Begin RECORDS FOR PROCESSING

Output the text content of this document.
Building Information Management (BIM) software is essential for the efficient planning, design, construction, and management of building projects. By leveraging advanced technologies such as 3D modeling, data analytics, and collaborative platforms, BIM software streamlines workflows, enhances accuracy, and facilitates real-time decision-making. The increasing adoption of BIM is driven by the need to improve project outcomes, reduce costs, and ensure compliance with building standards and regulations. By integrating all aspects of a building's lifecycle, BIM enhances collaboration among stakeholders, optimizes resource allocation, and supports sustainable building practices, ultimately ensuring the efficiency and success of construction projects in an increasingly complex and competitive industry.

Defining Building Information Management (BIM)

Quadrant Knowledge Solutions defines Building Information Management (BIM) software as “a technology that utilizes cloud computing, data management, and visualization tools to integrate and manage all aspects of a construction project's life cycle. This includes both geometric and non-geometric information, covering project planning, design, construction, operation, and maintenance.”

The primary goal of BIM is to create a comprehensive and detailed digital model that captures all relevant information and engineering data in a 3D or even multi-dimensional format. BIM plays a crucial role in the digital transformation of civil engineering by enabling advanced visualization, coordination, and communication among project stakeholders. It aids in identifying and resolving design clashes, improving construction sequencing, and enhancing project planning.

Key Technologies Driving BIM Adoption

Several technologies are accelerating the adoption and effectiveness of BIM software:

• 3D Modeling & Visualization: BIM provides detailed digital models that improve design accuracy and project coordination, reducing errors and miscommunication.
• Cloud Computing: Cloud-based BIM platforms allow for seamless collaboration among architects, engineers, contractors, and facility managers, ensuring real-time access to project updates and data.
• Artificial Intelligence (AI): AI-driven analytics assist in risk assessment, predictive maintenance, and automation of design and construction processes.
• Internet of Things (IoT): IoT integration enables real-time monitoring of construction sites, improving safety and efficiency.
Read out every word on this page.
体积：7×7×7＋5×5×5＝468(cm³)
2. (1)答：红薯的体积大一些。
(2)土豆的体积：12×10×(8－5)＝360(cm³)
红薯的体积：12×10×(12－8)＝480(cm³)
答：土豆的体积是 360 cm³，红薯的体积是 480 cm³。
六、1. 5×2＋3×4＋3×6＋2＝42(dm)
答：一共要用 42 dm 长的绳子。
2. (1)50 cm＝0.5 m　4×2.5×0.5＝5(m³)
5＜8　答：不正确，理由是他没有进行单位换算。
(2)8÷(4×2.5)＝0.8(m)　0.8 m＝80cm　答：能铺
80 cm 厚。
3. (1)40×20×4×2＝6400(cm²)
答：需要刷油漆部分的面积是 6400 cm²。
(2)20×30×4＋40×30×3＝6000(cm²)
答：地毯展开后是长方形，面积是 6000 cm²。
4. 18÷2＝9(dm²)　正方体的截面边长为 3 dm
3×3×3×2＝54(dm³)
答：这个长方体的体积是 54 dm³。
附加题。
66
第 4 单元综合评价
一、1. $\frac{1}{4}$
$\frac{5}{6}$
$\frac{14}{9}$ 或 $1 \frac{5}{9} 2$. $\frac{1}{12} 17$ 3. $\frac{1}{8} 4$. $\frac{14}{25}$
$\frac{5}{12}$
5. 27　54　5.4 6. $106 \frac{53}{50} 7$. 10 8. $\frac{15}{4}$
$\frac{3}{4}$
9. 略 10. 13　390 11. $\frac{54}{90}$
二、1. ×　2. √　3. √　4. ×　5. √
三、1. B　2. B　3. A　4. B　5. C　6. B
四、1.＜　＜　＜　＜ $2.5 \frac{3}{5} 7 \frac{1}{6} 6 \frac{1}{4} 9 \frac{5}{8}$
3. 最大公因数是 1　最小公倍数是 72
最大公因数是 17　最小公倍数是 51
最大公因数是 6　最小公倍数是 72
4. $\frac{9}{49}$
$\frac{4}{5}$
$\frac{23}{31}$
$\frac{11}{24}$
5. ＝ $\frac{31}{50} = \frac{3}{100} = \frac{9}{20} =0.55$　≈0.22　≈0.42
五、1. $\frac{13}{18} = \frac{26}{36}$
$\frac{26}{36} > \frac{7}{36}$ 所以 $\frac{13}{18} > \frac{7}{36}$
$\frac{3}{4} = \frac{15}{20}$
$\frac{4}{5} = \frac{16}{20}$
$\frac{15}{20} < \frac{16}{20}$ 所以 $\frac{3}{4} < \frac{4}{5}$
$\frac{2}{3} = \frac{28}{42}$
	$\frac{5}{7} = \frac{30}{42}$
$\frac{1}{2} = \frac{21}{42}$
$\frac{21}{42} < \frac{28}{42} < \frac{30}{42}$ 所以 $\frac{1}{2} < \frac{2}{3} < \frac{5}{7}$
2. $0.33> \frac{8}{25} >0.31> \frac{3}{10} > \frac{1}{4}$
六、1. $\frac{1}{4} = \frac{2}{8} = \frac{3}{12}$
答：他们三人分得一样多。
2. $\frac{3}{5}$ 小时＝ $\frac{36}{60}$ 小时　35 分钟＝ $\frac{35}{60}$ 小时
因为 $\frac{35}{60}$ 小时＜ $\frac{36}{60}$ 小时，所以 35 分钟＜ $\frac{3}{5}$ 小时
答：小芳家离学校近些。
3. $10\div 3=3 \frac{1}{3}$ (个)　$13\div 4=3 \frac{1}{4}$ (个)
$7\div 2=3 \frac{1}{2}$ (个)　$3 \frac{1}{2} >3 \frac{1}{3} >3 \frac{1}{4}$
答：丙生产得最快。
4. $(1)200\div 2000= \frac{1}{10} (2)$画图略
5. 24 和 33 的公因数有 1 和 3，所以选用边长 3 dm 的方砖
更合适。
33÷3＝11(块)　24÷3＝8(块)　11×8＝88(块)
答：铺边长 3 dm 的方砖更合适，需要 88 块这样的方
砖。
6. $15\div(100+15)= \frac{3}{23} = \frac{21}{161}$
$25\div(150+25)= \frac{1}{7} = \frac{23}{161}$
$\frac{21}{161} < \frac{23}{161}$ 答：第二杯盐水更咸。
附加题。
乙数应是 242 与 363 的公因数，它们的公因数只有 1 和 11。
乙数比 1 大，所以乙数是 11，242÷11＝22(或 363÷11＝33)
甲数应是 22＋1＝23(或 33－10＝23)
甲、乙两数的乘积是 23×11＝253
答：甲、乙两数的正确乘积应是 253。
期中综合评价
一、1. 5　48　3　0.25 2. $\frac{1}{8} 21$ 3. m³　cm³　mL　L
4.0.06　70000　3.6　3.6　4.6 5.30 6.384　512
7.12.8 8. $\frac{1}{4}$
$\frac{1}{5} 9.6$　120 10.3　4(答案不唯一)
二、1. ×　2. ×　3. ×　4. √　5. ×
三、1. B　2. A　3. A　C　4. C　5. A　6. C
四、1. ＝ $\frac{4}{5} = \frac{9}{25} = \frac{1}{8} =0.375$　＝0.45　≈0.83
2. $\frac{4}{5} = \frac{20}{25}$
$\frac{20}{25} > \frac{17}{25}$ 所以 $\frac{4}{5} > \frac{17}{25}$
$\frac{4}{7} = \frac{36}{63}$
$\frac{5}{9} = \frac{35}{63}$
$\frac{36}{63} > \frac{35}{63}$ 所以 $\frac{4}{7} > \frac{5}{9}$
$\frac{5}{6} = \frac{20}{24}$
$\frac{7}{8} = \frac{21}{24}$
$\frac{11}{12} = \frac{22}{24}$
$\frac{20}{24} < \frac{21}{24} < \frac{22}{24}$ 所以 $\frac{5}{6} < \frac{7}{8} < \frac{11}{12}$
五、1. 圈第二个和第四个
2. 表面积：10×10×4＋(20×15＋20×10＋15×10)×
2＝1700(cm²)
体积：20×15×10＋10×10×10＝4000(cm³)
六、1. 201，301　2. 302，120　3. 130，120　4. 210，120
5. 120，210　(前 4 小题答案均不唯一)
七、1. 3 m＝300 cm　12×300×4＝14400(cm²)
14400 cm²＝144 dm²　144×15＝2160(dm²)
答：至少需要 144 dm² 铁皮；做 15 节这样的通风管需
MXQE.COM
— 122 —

End RECORDS FOR PROCESSING

» **EXERCISE GOAL**: Which lines hold the word "最大公因数是"? Copy every one of them.

» **RESPONSE**:
3. 最大公因数是 1　最小公倍数是 72
最大公因数是 17　最小公倍数是 51
最大公因数是 6　最小公倍数是 72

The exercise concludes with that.